TASK REQUIREMENTS: Exact repetition of every entry is required.

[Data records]
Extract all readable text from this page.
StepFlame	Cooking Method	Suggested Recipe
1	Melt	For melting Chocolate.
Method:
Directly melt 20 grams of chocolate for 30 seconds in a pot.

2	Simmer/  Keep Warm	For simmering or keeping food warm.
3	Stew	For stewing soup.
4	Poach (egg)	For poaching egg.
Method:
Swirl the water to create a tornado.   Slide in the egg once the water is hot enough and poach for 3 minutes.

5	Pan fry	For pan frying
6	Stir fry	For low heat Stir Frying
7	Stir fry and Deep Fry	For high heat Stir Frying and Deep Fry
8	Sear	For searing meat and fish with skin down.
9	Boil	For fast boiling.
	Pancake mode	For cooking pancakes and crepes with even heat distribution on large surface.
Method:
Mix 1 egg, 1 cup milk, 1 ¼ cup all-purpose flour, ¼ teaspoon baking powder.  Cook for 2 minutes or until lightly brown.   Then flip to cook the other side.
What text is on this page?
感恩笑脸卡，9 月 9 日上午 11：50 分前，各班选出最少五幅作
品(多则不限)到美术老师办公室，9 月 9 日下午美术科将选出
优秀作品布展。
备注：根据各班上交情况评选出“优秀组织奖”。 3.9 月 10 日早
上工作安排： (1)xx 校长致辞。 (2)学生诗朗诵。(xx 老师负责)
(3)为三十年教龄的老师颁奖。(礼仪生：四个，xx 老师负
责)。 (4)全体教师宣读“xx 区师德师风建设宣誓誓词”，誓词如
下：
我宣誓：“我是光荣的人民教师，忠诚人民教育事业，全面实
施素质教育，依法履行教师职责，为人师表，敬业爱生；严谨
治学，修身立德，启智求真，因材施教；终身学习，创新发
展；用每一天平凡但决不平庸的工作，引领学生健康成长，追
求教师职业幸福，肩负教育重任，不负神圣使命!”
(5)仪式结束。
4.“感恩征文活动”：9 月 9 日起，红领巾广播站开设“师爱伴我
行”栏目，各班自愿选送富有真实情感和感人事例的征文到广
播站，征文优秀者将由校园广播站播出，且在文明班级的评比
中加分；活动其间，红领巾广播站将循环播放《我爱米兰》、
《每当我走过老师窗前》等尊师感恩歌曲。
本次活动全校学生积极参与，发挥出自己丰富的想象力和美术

EXERCISE RESPONSE:
Extract all readable text from this page.
StepFlame	Cooking Method	Suggested Recipe
1	Melt	For melting Chocolate.
Method:
Directly melt 20 grams of chocolate for 30 seconds in a pot.

2	Simmer/  Keep Warm	For simmering or keeping food warm.
3	Stew	For stewing soup.
4	Poach (egg)	For poaching egg.
Method:
Swirl the water to create a tornado.   Slide in the egg once the water is hot enough and poach for 3 minutes.

5	Pan fry	For pan frying
6	Stir fry	For low heat Stir Frying
7	Stir fry and Deep Fry	For high heat Stir Frying and Deep Fry
8	Sear	For searing meat and fish with skin down.
9	Boil	For fast boiling.
	Pancake mode	For cooking pancakes and crepes with even heat distribution on large surface.
Method:
Mix 1 egg, 1 cup milk, 1 ¼ cup all-purpose flour, ¼ teaspoon baking powder.  Cook for 2 minutes or until lightly brown.   Then flip to cook the other side.
What text is on this page?
感恩笑脸卡，9 月 9 日上午 11：50 分前，各班选出最少五幅作
品(多则不限)到美术老师办公室，9 月 9 日下午美术科将选出
优秀作品布展。
备注：根据各班上交情况评选出“优秀组织奖”。 3.9 月 10 日早
上工作安排： (1)xx 校长致辞。 (2)学生诗朗诵。(xx 老师负责)
(3)为三十年教龄的老师颁奖。(礼仪生：四个，xx 老师负
责)。 (4)全体教师宣读“xx 区师德师风建设宣誓誓词”，誓词如
下：
我宣誓：“我是光荣的人民教师，忠诚人民教育事业，全面实
施素质教育，依法履行教师职责，为人师表，敬业爱生；严谨
治学，修身立德，启智求真，因材施教；终身学习，创新发
展；用每一天平凡但决不平庸的工作，引领学生健康成长，追
求教师职业幸福，肩负教育重任，不负神圣使命!”
(5)仪式结束。
4.“感恩征文活动”：9 月 9 日起，红领巾广播站开设“师爱伴我
行”栏目，各班自愿选送富有真实情感和感人事例的征文到广
播站，征文优秀者将由校园广播站播出，且在文明班级的评比
中加分；活动其间，红领巾广播站将循环播放《我爱米兰》、
《每当我走过老师窗前》等尊师感恩歌曲。
本次活动全校学生积极参与，发挥出自己丰富的想象力和美术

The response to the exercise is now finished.